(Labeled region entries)
━━━━━━━━━━━━━━━━

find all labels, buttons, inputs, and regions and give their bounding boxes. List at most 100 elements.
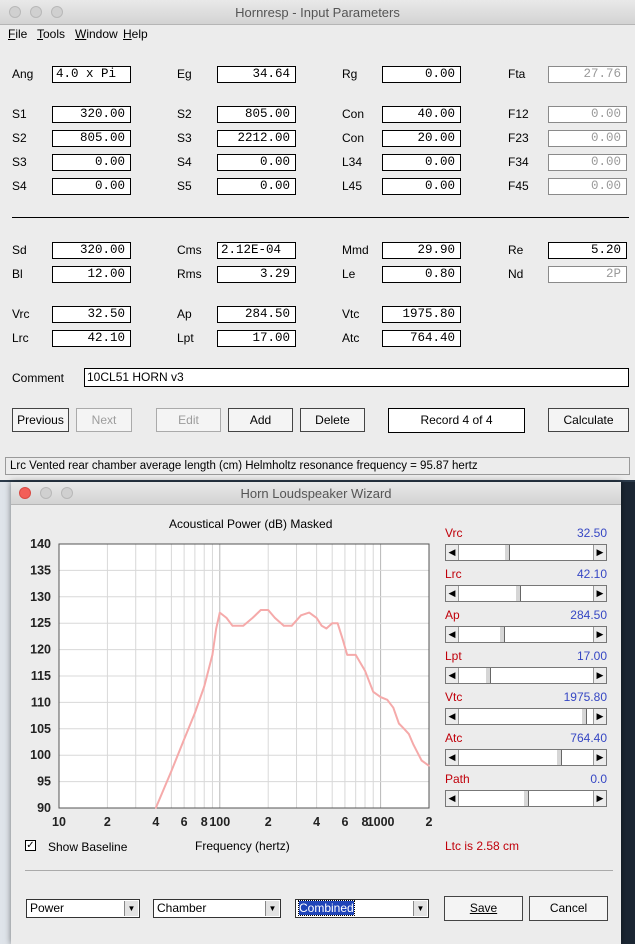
param-input-rg[interactable]: 0.00 xyxy=(382,66,461,83)
arrow-left-icon[interactable]: ◀ xyxy=(446,668,459,683)
slider-atc[interactable]: ◀ ▶ xyxy=(445,749,607,766)
slider-lpt[interactable]: ◀ ▶ xyxy=(445,667,607,684)
x-tick-label: 6 xyxy=(341,815,348,829)
response-data-point xyxy=(386,698,389,701)
previous-button[interactable]: Previous xyxy=(12,408,69,432)
param-input-lpt[interactable]: 17.00 xyxy=(217,330,296,347)
input-parameters-window: Hornresp - Input Parameters File Tools W… xyxy=(0,0,635,480)
param-input-sd[interactable]: 320.00 xyxy=(52,242,131,259)
response-data-point xyxy=(211,654,214,656)
x-axis: 10 2 4 6 8 100 2 4 6 81000 2 xyxy=(52,815,432,829)
slider-vrc[interactable]: ◀ ▶ xyxy=(445,544,607,561)
wizard-titlebar: Horn Loudspeaker Wizard xyxy=(11,482,621,505)
arrow-right-icon[interactable]: ▶ xyxy=(593,545,606,560)
arrow-left-icon[interactable]: ◀ xyxy=(446,709,459,724)
arrow-left-icon[interactable]: ◀ xyxy=(446,791,459,806)
param-input-vtc[interactable]: 1975.80 xyxy=(382,306,461,323)
show-baseline-checkbox[interactable]: ✓ xyxy=(25,840,36,851)
slider-thumb[interactable] xyxy=(498,627,505,642)
save-button[interactable]: Save xyxy=(444,896,523,921)
slider-thumb[interactable] xyxy=(503,545,510,560)
edit-button[interactable]: Edit xyxy=(156,408,221,432)
param-input-cms[interactable]: 2.12E-04 xyxy=(217,242,296,259)
response-data-point xyxy=(398,722,400,725)
x-tick-label: 2 xyxy=(265,815,272,829)
slider-thumb[interactable] xyxy=(515,586,522,601)
param-input-le[interactable]: 0.80 xyxy=(382,266,461,283)
param-input-rms[interactable]: 3.29 xyxy=(217,266,296,283)
arrow-right-icon[interactable]: ▶ xyxy=(593,709,606,724)
param-input-bl[interactable]: 12.00 xyxy=(52,266,131,283)
param-input-ap[interactable]: 284.50 xyxy=(217,306,296,323)
slider-vtc[interactable]: ◀ ▶ xyxy=(445,708,607,725)
param-input-s2[interactable]: 805.00 xyxy=(52,130,131,147)
param-input-s3[interactable]: 0.00 xyxy=(52,154,131,171)
arrow-right-icon[interactable]: ▶ xyxy=(593,750,606,765)
arrow-left-icon[interactable]: ◀ xyxy=(446,750,459,765)
param-input-nd[interactable]: 2P xyxy=(548,266,627,283)
param-input-s1[interactable]: 320.00 xyxy=(52,106,131,123)
y-tick-label: 95 xyxy=(37,775,51,789)
param-input-con[interactable]: 40.00 xyxy=(382,106,461,123)
dropdown-arrow-icon[interactable]: ▼ xyxy=(413,901,427,916)
param-input-l34[interactable]: 0.00 xyxy=(382,154,461,171)
param-input-s4[interactable]: 0.00 xyxy=(52,178,131,195)
param-input-f12[interactable]: 0.00 xyxy=(548,106,627,123)
response-data-point xyxy=(372,691,375,693)
param-input-f45[interactable]: 0.00 xyxy=(548,178,627,195)
response-data-point xyxy=(364,669,366,672)
param-input-s2[interactable]: 805.00 xyxy=(217,106,296,123)
param-input-ang[interactable]: 4.0 x Pi xyxy=(52,66,131,83)
arrow-right-icon[interactable]: ▶ xyxy=(593,586,606,601)
param-input-lrc[interactable]: 42.10 xyxy=(52,330,131,347)
arrow-left-icon[interactable]: ◀ xyxy=(446,627,459,642)
response-data-point xyxy=(242,625,245,627)
mode-select[interactable]: Power ▼ xyxy=(26,899,140,918)
comment-input[interactable]: 10CL51 HORN v3 xyxy=(84,368,629,387)
slider-value-atc: 764.40 xyxy=(570,731,607,745)
calculate-button[interactable]: Calculate xyxy=(548,408,629,432)
slider-thumb[interactable] xyxy=(556,750,563,765)
menu-window[interactable]: Window xyxy=(75,27,118,41)
arrow-right-icon[interactable]: ▶ xyxy=(593,791,606,806)
chamber-select[interactable]: Chamber ▼ xyxy=(153,899,281,918)
param-input-s3[interactable]: 2212.00 xyxy=(217,130,296,147)
next-button[interactable]: Next xyxy=(76,408,132,432)
dropdown-arrow-icon[interactable]: ▼ xyxy=(124,901,138,916)
param-input-re[interactable]: 5.20 xyxy=(548,242,627,259)
arrow-right-icon[interactable]: ▶ xyxy=(593,627,606,642)
param-input-l45[interactable]: 0.00 xyxy=(382,178,461,195)
add-button[interactable]: Add xyxy=(228,408,293,432)
param-input-vrc[interactable]: 32.50 xyxy=(52,306,131,323)
delete-button[interactable]: Delete xyxy=(300,408,365,432)
arrow-right-icon[interactable]: ▶ xyxy=(593,668,606,683)
param-input-f23[interactable]: 0.00 xyxy=(548,130,627,147)
status-bar: Lrc Vented rear chamber average length (… xyxy=(5,457,630,475)
menu-tools[interactable]: Tools xyxy=(37,27,65,41)
param-input-f34[interactable]: 0.00 xyxy=(548,154,627,171)
param-input-eg[interactable]: 34.64 xyxy=(217,66,296,83)
param-input-s4[interactable]: 0.00 xyxy=(217,154,296,171)
arrow-left-icon[interactable]: ◀ xyxy=(446,545,459,560)
menu-file[interactable]: File xyxy=(8,27,27,41)
cancel-button[interactable]: Cancel xyxy=(529,896,608,921)
param-input-fta[interactable]: 27.76 xyxy=(548,66,627,83)
slider-ap[interactable]: ◀ ▶ xyxy=(445,626,607,643)
combined-select[interactable]: Combined ▼ xyxy=(295,899,429,918)
x-tick-label: 6 xyxy=(181,815,188,829)
param-label-re: Re xyxy=(508,243,524,257)
param-label-vrc: Vrc xyxy=(12,307,30,321)
slider-thumb[interactable] xyxy=(484,668,491,683)
param-input-con[interactable]: 20.00 xyxy=(382,130,461,147)
param-input-s5[interactable]: 0.00 xyxy=(217,178,296,195)
param-input-atc[interactable]: 764.40 xyxy=(382,330,461,347)
param-label-f34: F34 xyxy=(508,155,529,169)
slider-path[interactable]: ◀ ▶ xyxy=(445,790,607,807)
slider-lrc[interactable]: ◀ ▶ xyxy=(445,585,607,602)
param-input-mmd[interactable]: 29.90 xyxy=(382,242,461,259)
menu-help[interactable]: Help xyxy=(123,27,148,41)
slider-thumb[interactable] xyxy=(580,709,587,724)
dropdown-arrow-icon[interactable]: ▼ xyxy=(265,901,279,916)
arrow-left-icon[interactable]: ◀ xyxy=(446,586,459,601)
slider-thumb[interactable] xyxy=(523,791,529,806)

━━━━━━━━━━━━━━━━

== Aim of the task ==
Reproduce all of the lines above verbatim, leaving out the pictures.

== Response below ==
find all labels, buttons, inputs, and regions and give their bounding boxes. List at most 100 elements.
param-input-rg[interactable]: 0.00 xyxy=(382,66,461,83)
arrow-left-icon[interactable]: ◀ xyxy=(446,668,459,683)
slider-atc[interactable]: ◀ ▶ xyxy=(445,749,607,766)
slider-lpt[interactable]: ◀ ▶ xyxy=(445,667,607,684)
x-tick-label: 6 xyxy=(341,815,348,829)
response-data-point xyxy=(386,698,389,701)
previous-button[interactable]: Previous xyxy=(12,408,69,432)
param-input-lpt[interactable]: 17.00 xyxy=(217,330,296,347)
input-parameters-window: Hornresp - Input Parameters File Tools W… xyxy=(0,0,635,480)
param-input-sd[interactable]: 320.00 xyxy=(52,242,131,259)
response-data-point xyxy=(211,654,214,656)
x-axis: 10 2 4 6 8 100 2 4 6 81000 2 xyxy=(52,815,432,829)
slider-vrc[interactable]: ◀ ▶ xyxy=(445,544,607,561)
wizard-titlebar: Horn Loudspeaker Wizard xyxy=(11,482,621,505)
arrow-right-icon[interactable]: ▶ xyxy=(593,545,606,560)
arrow-left-icon[interactable]: ◀ xyxy=(446,709,459,724)
arrow-left-icon[interactable]: ◀ xyxy=(446,791,459,806)
param-input-vtc[interactable]: 1975.80 xyxy=(382,306,461,323)
show-baseline-checkbox[interactable]: ✓ xyxy=(25,840,36,851)
slider-thumb[interactable] xyxy=(498,627,505,642)
save-button[interactable]: Save xyxy=(444,896,523,921)
slider-thumb[interactable] xyxy=(503,545,510,560)
edit-button[interactable]: Edit xyxy=(156,408,221,432)
param-input-cms[interactable]: 2.12E-04 xyxy=(217,242,296,259)
response-data-point xyxy=(398,722,400,725)
x-tick-label: 2 xyxy=(265,815,272,829)
slider-thumb[interactable] xyxy=(515,586,522,601)
param-input-le[interactable]: 0.80 xyxy=(382,266,461,283)
param-input-rms[interactable]: 3.29 xyxy=(217,266,296,283)
arrow-right-icon[interactable]: ▶ xyxy=(593,709,606,724)
param-input-bl[interactable]: 12.00 xyxy=(52,266,131,283)
param-input-ap[interactable]: 284.50 xyxy=(217,306,296,323)
slider-vtc[interactable]: ◀ ▶ xyxy=(445,708,607,725)
param-input-s2[interactable]: 805.00 xyxy=(52,130,131,147)
param-input-s3[interactable]: 0.00 xyxy=(52,154,131,171)
arrow-right-icon[interactable]: ▶ xyxy=(593,750,606,765)
arrow-left-icon[interactable]: ◀ xyxy=(446,750,459,765)
param-input-nd[interactable]: 2P xyxy=(548,266,627,283)
param-input-s1[interactable]: 320.00 xyxy=(52,106,131,123)
y-tick-label: 95 xyxy=(37,775,51,789)
param-input-con[interactable]: 40.00 xyxy=(382,106,461,123)
dropdown-arrow-icon[interactable]: ▼ xyxy=(413,901,427,916)
param-input-l34[interactable]: 0.00 xyxy=(382,154,461,171)
param-input-s4[interactable]: 0.00 xyxy=(52,178,131,195)
param-input-f12[interactable]: 0.00 xyxy=(548,106,627,123)
response-data-point xyxy=(372,691,375,693)
param-input-f45[interactable]: 0.00 xyxy=(548,178,627,195)
response-data-point xyxy=(364,669,366,672)
param-input-s2[interactable]: 805.00 xyxy=(217,106,296,123)
param-input-ang[interactable]: 4.0 x Pi xyxy=(52,66,131,83)
arrow-right-icon[interactable]: ▶ xyxy=(593,586,606,601)
param-input-lrc[interactable]: 42.10 xyxy=(52,330,131,347)
arrow-left-icon[interactable]: ◀ xyxy=(446,627,459,642)
response-data-point xyxy=(242,625,245,627)
mode-select[interactable]: Power ▼ xyxy=(26,899,140,918)
comment-input[interactable]: 10CL51 HORN v3 xyxy=(84,368,629,387)
slider-value-atc: 764.40 xyxy=(570,731,607,745)
calculate-button[interactable]: Calculate xyxy=(548,408,629,432)
slider-thumb[interactable] xyxy=(556,750,563,765)
menu-window[interactable]: Window xyxy=(75,27,118,41)
arrow-right-icon[interactable]: ▶ xyxy=(593,791,606,806)
chamber-select[interactable]: Chamber ▼ xyxy=(153,899,281,918)
param-input-s3[interactable]: 2212.00 xyxy=(217,130,296,147)
next-button[interactable]: Next xyxy=(76,408,132,432)
dropdown-arrow-icon[interactable]: ▼ xyxy=(124,901,138,916)
param-input-re[interactable]: 5.20 xyxy=(548,242,627,259)
arrow-right-icon[interactable]: ▶ xyxy=(593,627,606,642)
param-input-l45[interactable]: 0.00 xyxy=(382,178,461,195)
add-button[interactable]: Add xyxy=(228,408,293,432)
param-input-vrc[interactable]: 32.50 xyxy=(52,306,131,323)
delete-button[interactable]: Delete xyxy=(300,408,365,432)
arrow-right-icon[interactable]: ▶ xyxy=(593,668,606,683)
param-input-f23[interactable]: 0.00 xyxy=(548,130,627,147)
status-bar: Lrc Vented rear chamber average length (… xyxy=(5,457,630,475)
menu-tools[interactable]: Tools xyxy=(37,27,65,41)
param-input-f34[interactable]: 0.00 xyxy=(548,154,627,171)
param-input-eg[interactable]: 34.64 xyxy=(217,66,296,83)
param-input-s4[interactable]: 0.00 xyxy=(217,154,296,171)
arrow-left-icon[interactable]: ◀ xyxy=(446,545,459,560)
menu-file[interactable]: File xyxy=(8,27,27,41)
cancel-button[interactable]: Cancel xyxy=(529,896,608,921)
param-input-fta[interactable]: 27.76 xyxy=(548,66,627,83)
slider-ap[interactable]: ◀ ▶ xyxy=(445,626,607,643)
combined-select[interactable]: Combined ▼ xyxy=(295,899,429,918)
x-tick-label: 6 xyxy=(181,815,188,829)
param-label-re: Re xyxy=(508,243,524,257)
param-label-vrc: Vrc xyxy=(12,307,30,321)
slider-thumb[interactable] xyxy=(484,668,491,683)
param-input-con[interactable]: 20.00 xyxy=(382,130,461,147)
param-input-s5[interactable]: 0.00 xyxy=(217,178,296,195)
param-input-atc[interactable]: 764.40 xyxy=(382,330,461,347)
param-label-f34: F34 xyxy=(508,155,529,169)
slider-path[interactable]: ◀ ▶ xyxy=(445,790,607,807)
slider-lrc[interactable]: ◀ ▶ xyxy=(445,585,607,602)
param-input-mmd[interactable]: 29.90 xyxy=(382,242,461,259)
menu-help[interactable]: Help xyxy=(123,27,148,41)
slider-thumb[interactable] xyxy=(580,709,587,724)
dropdown-arrow-icon[interactable]: ▼ xyxy=(265,901,279,916)
arrow-left-icon[interactable]: ◀ xyxy=(446,586,459,601)
slider-thumb[interactable] xyxy=(523,791,529,806)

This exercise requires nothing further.